Item position entries:
>>>>
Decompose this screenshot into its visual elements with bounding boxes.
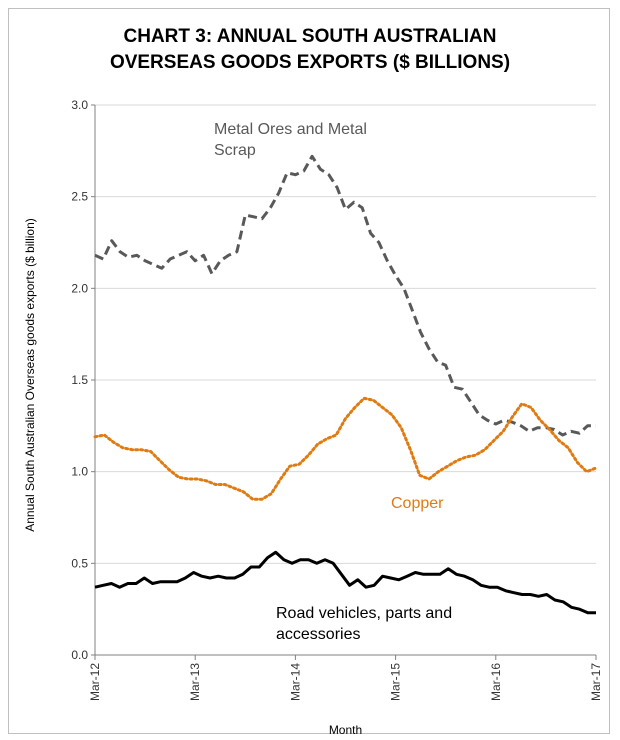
series-label-3: Road vehicles, parts and accessories <box>276 605 452 643</box>
series-label-2: Copper <box>391 495 444 512</box>
y-tick-label: 3.0 <box>71 98 88 112</box>
series-line-2 <box>93 396 598 501</box>
y-tick-labels: 0.0 0.5 1.0 1.5 2.0 2.5 3.0 <box>71 98 88 662</box>
x-tick-label: Mar-15 <box>389 663 403 701</box>
x-axis-title: Month <box>329 723 362 737</box>
x-tick-label: Mar-16 <box>489 663 503 701</box>
y-tick-label: 1.5 <box>71 373 88 387</box>
chart-frame <box>8 8 610 734</box>
series-label-line: Metal Ores and Metal <box>214 121 367 138</box>
chart-title-line-1: CHART 3: ANNUAL SOUTH AUSTRALIAN <box>123 26 497 47</box>
gridlines <box>91 104 596 656</box>
y-tick-label: 2.5 <box>71 190 88 204</box>
axes <box>94 105 596 656</box>
series-line-3 <box>94 550 596 615</box>
series-lines <box>93 154 598 615</box>
series-label-line: Scrap <box>214 142 256 159</box>
series-label-1: Metal Ores and Metal Scrap <box>214 121 367 159</box>
series-line-1 <box>94 154 596 437</box>
y-axis-title: Annual South Australian Overseas goods e… <box>23 218 37 532</box>
y-tick-label: 0.0 <box>71 648 88 662</box>
series-labels: Metal Ores and Metal Scrap Copper Road vehi… <box>214 121 452 643</box>
x-tick-label: Mar-13 <box>188 663 202 701</box>
x-tick-label: Mar-14 <box>288 663 302 701</box>
x-tick-label: Mar-12 <box>88 663 102 701</box>
chart-title: CHART 3: ANNUAL SOUTH AUSTRALIAN OVERSEA… <box>0 24 620 76</box>
y-tick-label: 2.0 <box>71 281 88 295</box>
x-tick-labels: Mar-12 Mar-13 Mar-14 Mar-15 Mar-16 Mar-17 <box>88 655 603 701</box>
chart-title-line-2: OVERSEAS GOODS EXPORTS ($ BILLIONS) <box>109 52 511 73</box>
x-tick-label: Mar-17 <box>589 663 603 701</box>
y-tick-label: 1.0 <box>71 465 88 479</box>
series-label-line: Copper <box>391 495 444 512</box>
series-label-line: Road vehicles, parts and <box>276 605 452 622</box>
series-label-line: accessories <box>276 626 360 643</box>
y-tick-label: 0.5 <box>71 556 88 570</box>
<<<<
Problem - Rewrite the lines from the one containing "series-label-3: Road vehicles, parts" through the one containing "y-tick-labels: 0.0 0.5", switching "Copper" to "Zinc" and leaving everything else in them unchanged.

Response -
series-label-3: Road vehicles, parts and accessories <box>276 605 452 643</box>
series-label-2: Zinc <box>391 495 444 512</box>
y-tick-label: 3.0 <box>71 98 88 112</box>
series-line-2 <box>93 396 598 501</box>
y-tick-labels: 0.0 0.5 1.0 1.5 2.0 2.5 3.0 <box>71 98 88 662</box>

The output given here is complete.